▶ [Recorded information]
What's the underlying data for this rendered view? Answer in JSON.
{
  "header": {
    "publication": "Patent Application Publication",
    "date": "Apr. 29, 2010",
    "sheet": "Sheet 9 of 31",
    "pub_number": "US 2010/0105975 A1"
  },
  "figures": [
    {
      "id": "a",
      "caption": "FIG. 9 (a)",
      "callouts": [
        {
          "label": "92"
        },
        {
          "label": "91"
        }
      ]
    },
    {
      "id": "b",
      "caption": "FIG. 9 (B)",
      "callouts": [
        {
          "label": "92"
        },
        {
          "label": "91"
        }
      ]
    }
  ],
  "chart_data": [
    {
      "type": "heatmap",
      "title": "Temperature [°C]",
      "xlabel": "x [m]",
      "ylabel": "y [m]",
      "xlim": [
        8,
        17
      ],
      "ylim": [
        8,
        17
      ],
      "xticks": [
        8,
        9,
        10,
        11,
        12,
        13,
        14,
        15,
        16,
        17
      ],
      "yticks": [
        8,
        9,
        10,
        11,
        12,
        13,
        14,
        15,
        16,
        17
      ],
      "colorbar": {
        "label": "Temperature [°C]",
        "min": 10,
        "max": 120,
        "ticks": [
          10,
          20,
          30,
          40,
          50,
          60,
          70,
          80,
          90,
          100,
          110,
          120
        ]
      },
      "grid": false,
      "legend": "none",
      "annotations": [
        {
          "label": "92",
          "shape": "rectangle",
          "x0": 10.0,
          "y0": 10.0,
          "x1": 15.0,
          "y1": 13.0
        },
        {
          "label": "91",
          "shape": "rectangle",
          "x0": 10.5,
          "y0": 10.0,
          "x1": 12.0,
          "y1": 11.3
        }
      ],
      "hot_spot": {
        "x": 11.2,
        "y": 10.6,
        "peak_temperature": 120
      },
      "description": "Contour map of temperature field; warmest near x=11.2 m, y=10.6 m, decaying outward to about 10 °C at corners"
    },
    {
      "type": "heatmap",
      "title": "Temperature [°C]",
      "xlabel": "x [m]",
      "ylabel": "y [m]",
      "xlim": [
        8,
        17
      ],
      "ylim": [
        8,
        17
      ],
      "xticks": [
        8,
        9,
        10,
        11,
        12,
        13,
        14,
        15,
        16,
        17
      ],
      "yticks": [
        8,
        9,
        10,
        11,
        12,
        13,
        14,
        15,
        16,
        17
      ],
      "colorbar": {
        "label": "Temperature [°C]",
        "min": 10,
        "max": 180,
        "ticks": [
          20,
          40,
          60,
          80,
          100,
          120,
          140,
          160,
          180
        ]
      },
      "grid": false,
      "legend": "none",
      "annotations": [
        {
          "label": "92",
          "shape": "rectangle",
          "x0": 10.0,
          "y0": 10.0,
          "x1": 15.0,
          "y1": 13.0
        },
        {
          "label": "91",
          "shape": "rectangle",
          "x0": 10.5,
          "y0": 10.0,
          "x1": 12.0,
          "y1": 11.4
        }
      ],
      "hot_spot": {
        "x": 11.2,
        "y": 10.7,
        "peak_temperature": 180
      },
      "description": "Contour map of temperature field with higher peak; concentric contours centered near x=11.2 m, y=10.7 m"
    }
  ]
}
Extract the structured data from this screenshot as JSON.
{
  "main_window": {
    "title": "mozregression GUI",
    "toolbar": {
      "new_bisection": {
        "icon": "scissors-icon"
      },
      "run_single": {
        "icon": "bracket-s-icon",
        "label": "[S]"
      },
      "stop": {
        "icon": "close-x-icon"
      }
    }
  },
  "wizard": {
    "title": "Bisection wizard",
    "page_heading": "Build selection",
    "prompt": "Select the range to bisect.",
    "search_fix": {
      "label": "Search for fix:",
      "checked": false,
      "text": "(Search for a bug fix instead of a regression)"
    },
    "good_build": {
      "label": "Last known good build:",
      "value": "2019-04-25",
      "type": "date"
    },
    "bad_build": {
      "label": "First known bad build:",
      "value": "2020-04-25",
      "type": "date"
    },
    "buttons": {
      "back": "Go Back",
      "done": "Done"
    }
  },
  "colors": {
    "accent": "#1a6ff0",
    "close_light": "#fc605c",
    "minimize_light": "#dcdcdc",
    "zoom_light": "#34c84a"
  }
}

▶ [Problem details] Write out, word for word, every line from the one containing "Extract the structured" through the last line of the records above.

▶ [Finished exercise]
Extract the structured data from this screenshot as JSON.
{
  "main_window": {
    "title": "mozregression GUI",
    "toolbar": {
      "new_bisection": {
        "icon": "scissors-icon"
      },
      "run_single": {
        "icon": "bracket-s-icon",
        "label": "[S]"
      },
      "stop": {
        "icon": "close-x-icon"
      }
    }
  },
  "wizard": {
    "title": "Bisection wizard",
    "page_heading": "Build selection",
    "prompt": "Select the range to bisect.",
    "search_fix": {
      "label": "Search for fix:",
      "checked": false,
      "text": "(Search for a bug fix instead of a regression)"
    },
    "good_build": {
      "label": "Last known good build:",
      "value": "2019-04-25",
      "type": "date"
    },
    "bad_build": {
      "label": "First known bad build:",
      "value": "2020-04-25",
      "type": "date"
    },
    "buttons": {
      "back": "Go Back",
      "done": "Done"
    }
  },
  "colors": {
    "accent": "#1a6ff0",
    "close_light": "#fc605c",
    "minimize_light": "#dcdcdc",
    "zoom_light": "#34c84a"
  }
}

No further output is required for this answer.